* Instructions for the task:
Which lines include the word "SERVICES"? Copy each of them.

* Extracted records:

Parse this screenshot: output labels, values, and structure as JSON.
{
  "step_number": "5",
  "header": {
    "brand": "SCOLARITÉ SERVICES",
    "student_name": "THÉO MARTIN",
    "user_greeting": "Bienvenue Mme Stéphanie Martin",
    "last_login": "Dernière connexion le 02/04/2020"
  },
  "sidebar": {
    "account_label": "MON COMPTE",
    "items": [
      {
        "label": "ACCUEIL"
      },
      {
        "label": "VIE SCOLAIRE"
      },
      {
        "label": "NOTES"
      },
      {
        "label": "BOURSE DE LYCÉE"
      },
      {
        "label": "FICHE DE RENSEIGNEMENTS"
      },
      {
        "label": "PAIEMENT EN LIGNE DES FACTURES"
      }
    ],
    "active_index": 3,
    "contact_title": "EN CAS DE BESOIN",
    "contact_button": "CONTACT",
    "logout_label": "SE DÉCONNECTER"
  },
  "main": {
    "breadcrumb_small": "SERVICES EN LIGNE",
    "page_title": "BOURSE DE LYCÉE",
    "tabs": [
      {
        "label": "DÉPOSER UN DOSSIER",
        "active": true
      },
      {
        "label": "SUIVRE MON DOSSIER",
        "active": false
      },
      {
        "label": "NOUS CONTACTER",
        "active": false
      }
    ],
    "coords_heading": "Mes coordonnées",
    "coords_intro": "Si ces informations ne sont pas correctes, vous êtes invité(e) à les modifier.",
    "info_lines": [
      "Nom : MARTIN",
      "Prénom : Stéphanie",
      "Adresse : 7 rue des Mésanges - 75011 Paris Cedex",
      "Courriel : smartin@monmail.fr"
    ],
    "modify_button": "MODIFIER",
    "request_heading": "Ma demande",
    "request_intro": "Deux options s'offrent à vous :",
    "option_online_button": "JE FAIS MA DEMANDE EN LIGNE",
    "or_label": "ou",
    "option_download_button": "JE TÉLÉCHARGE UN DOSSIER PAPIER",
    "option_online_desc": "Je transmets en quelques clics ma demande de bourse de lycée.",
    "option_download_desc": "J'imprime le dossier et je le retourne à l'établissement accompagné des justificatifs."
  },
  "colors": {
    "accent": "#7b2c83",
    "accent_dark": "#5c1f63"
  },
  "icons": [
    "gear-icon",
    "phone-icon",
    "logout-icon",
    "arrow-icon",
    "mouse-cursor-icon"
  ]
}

* Response for this exercise:
    "brand": "SCOLARITÉ SERVICES",
    "breadcrumb_small": "SERVICES EN LIGNE",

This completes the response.